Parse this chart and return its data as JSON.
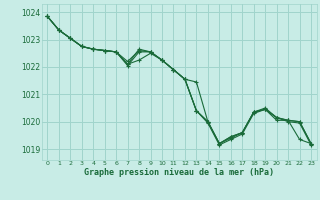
{
  "background_color": "#c8ece6",
  "grid_color": "#a0d4cc",
  "line_color": "#1a6b3a",
  "title": "Graphe pression niveau de la mer (hPa)",
  "xlim": [
    -0.5,
    23.5
  ],
  "ylim": [
    1018.6,
    1024.3
  ],
  "yticks": [
    1019,
    1020,
    1021,
    1022,
    1023,
    1024
  ],
  "xticks": [
    0,
    1,
    2,
    3,
    4,
    5,
    6,
    7,
    8,
    9,
    10,
    11,
    12,
    13,
    14,
    15,
    16,
    17,
    18,
    19,
    20,
    21,
    22,
    23
  ],
  "series": [
    [
      1023.85,
      1023.35,
      1023.05,
      1022.75,
      1022.65,
      1022.6,
      1022.55,
      1022.05,
      1022.55,
      1022.55,
      1022.25,
      1021.9,
      1021.55,
      1021.45,
      1020.0,
      1019.2,
      1019.45,
      1019.6,
      1020.35,
      1020.45,
      1020.05,
      1020.05,
      1019.35,
      1019.2
    ],
    [
      1023.85,
      1023.35,
      1023.05,
      1022.75,
      1022.65,
      1022.6,
      1022.55,
      1022.1,
      1022.65,
      1022.55,
      1022.25,
      1021.9,
      1021.55,
      1020.4,
      1020.0,
      1019.2,
      1019.45,
      1019.6,
      1020.35,
      1020.5,
      1020.15,
      1020.05,
      1020.0,
      1019.2
    ],
    [
      1023.85,
      1023.35,
      1023.05,
      1022.75,
      1022.65,
      1022.6,
      1022.55,
      1022.2,
      1022.6,
      1022.55,
      1022.25,
      1021.9,
      1021.55,
      1020.4,
      1020.0,
      1019.2,
      1019.4,
      1019.6,
      1020.35,
      1020.45,
      1020.15,
      1020.05,
      1020.0,
      1019.2
    ],
    [
      1023.85,
      1023.35,
      1023.05,
      1022.75,
      1022.65,
      1022.6,
      1022.55,
      1022.1,
      1022.25,
      1022.5,
      1022.25,
      1021.9,
      1021.55,
      1020.4,
      1019.95,
      1019.15,
      1019.35,
      1019.55,
      1020.3,
      1020.45,
      1020.15,
      1020.0,
      1019.95,
      1019.15
    ]
  ]
}
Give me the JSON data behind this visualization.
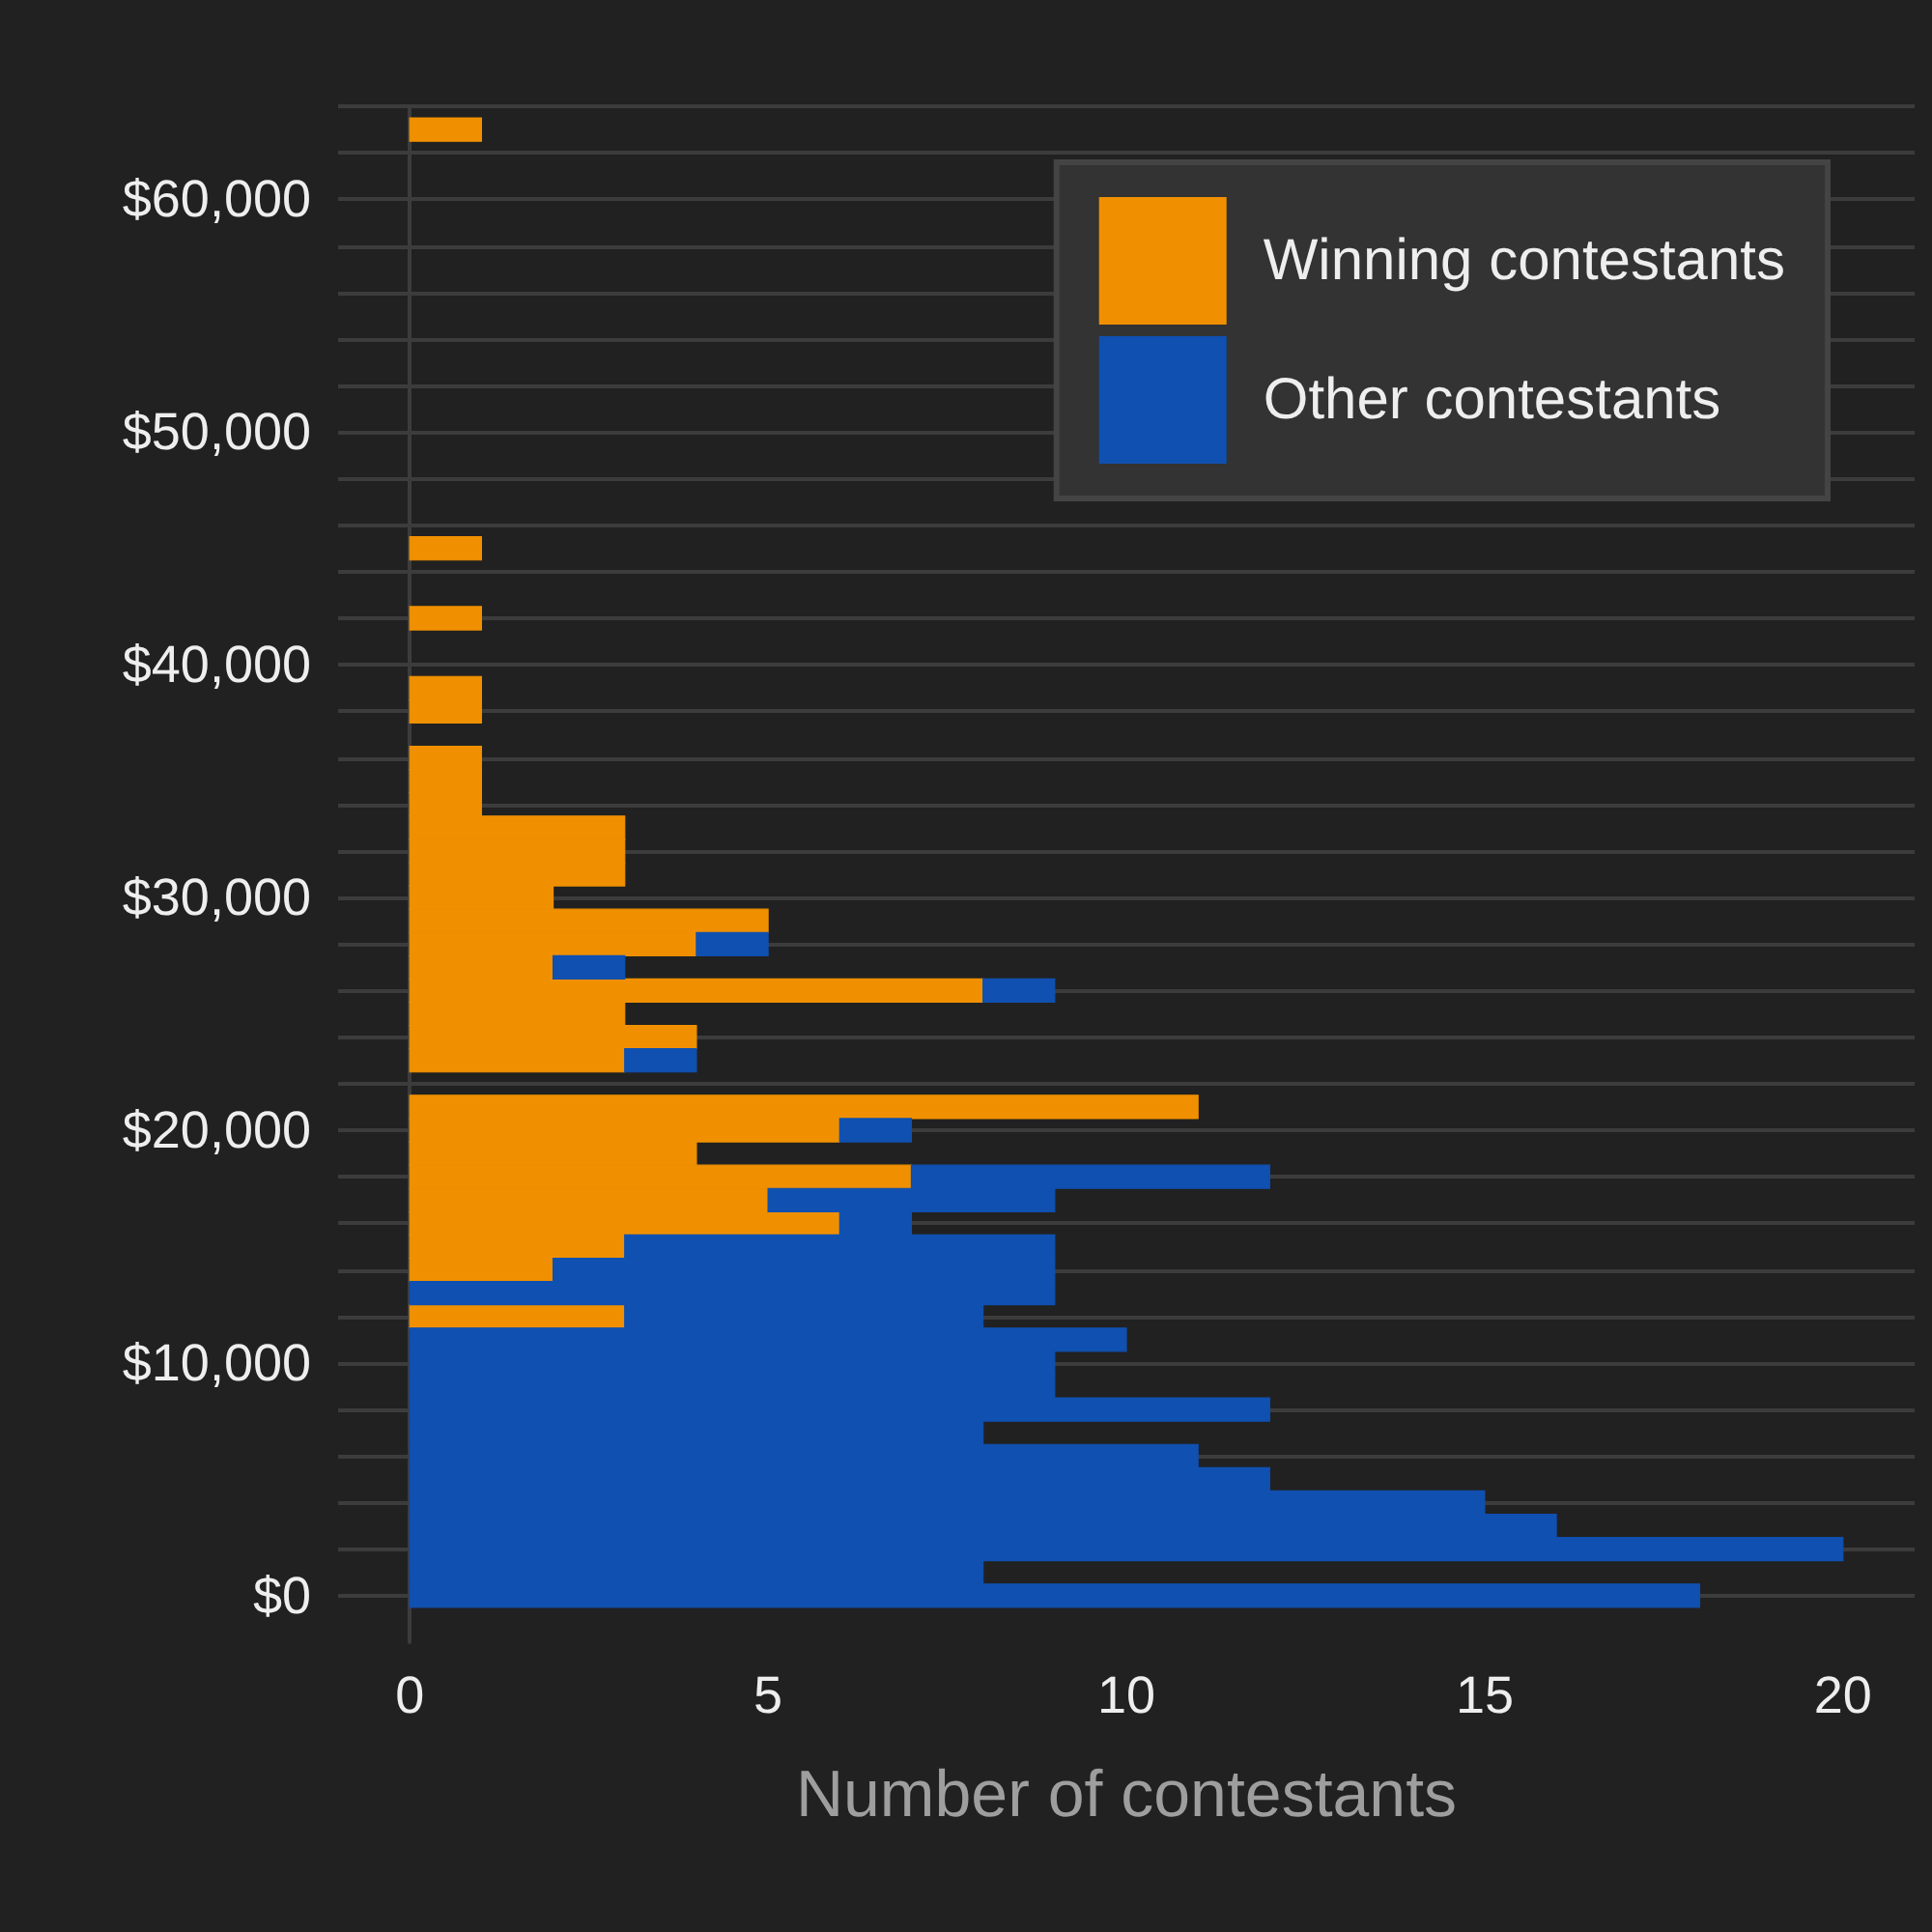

□ □ □ □ □ □ □

# Stated problem
Transcribe all of the records above character for character. Exclude the pictures.

# Result of this task
Parse this chart and return its data as JSON.
{
  "background_color": "#c8ece6",
  "grid_color": "#a0d4cc",
  "line_color": "#1a6b3a",
  "title": "Graphe pression niveau de la mer (hPa)",
  "xlim": [
    -0.5,
    23.5
  ],
  "ylim": [
    1018.6,
    1024.3
  ],
  "yticks": [
    1019,
    1020,
    1021,
    1022,
    1023,
    1024
  ],
  "xticks": [
    0,
    1,
    2,
    3,
    4,
    5,
    6,
    7,
    8,
    9,
    10,
    11,
    12,
    13,
    14,
    15,
    16,
    17,
    18,
    19,
    20,
    21,
    22,
    23
  ],
  "series": [
    [
      1023.85,
      1023.35,
      1023.05,
      1022.75,
      1022.65,
      1022.6,
      1022.55,
      1022.05,
      1022.55,
      1022.55,
      1022.25,
      1021.9,
      1021.55,
      1021.45,
      1020.0,
      1019.2,
      1019.45,
      1019.6,
      1020.35,
      1020.45,
      1020.05,
      1020.05,
      1019.35,
      1019.2
    ],
    [
      1023.85,
      1023.35,
      1023.05,
      1022.75,
      1022.65,
      1022.6,
      1022.55,
      1022.1,
      1022.65,
      1022.55,
      1022.25,
      1021.9,
      1021.55,
      1020.4,
      1020.0,
      1019.2,
      1019.45,
      1019.6,
      1020.35,
      1020.5,
      1020.15,
      1020.05,
      1020.0,
      1019.2
    ],
    [
      1023.85,
      1023.35,
      1023.05,
      1022.75,
      1022.65,
      1022.6,
      1022.55,
      1022.2,
      1022.6,
      1022.55,
      1022.25,
      1021.9,
      1021.55,
      1020.4,
      1020.0,
      1019.2,
      1019.4,
      1019.6,
      1020.35,
      1020.45,
      1020.15,
      1020.05,
      1020.0,
      1019.2
    ],
    [
      1023.85,
      1023.35,
      1023.05,
      1022.75,
      1022.65,
      1022.6,
      1022.55,
      1022.1,
      1022.25,
      1022.5,
      1022.25,
      1021.9,
      1021.55,
      1020.4,
      1019.95,
      1019.15,
      1019.35,
      1019.55,
      1020.3,
      1020.45,
      1020.15,
      1020.0,
      1019.95,
      1019.15
    ]
  ]
}
Give me the JSON data behind this visualization.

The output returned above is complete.